## start
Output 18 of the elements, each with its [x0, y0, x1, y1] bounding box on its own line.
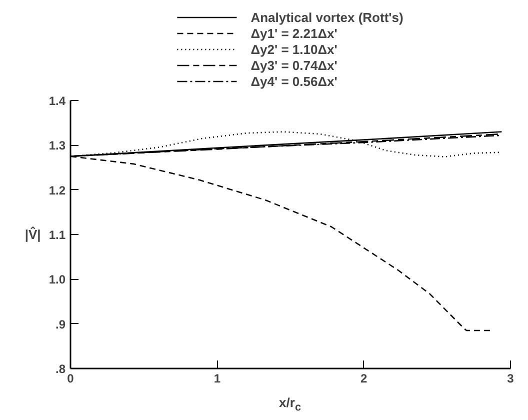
y-axis-title: |V̂| [24, 226, 41, 242]
legend-label: Δy2' = 1.10Δx' [250, 41, 338, 57]
y-tick-label: 1.0 [48, 272, 66, 287]
x-tick-label: 3 [507, 372, 514, 386]
legend-label: Δy4' = 0.56Δx' [250, 73, 338, 89]
x-axis-title: x/r$_{c}$ [279, 394, 301, 416]
y-tick-label: 1.4 [48, 94, 66, 108]
legend-label: Δy3' = 0.74Δx' [250, 57, 338, 73]
y-tick-label: 1.1 [48, 228, 66, 242]
y-tick-label: 1.2 [48, 183, 66, 198]
legend-label: Analytical vortex (Rott's) [250, 9, 404, 25]
x-tick-label: 0 [67, 372, 74, 386]
y-tick-label: .8 [55, 362, 66, 376]
y-tick-label: 1.3 [48, 138, 66, 153]
y-tick-label: .9 [55, 317, 66, 332]
legend-label: Δy1' = 2.21Δx' [250, 25, 338, 41]
x-tick-label: 2 [360, 372, 368, 386]
x-tick-label: 1 [214, 372, 221, 386]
## end
EXERCISE PROMPT: Which lines in the records above contain the string "title"? Copy each of them, and count a match only when the case is the same.

TASK OUTPUT:
y-axis-title: |V̂| [24, 226, 41, 242]
x-axis-title: x/r$_{c}$ [279, 394, 301, 416]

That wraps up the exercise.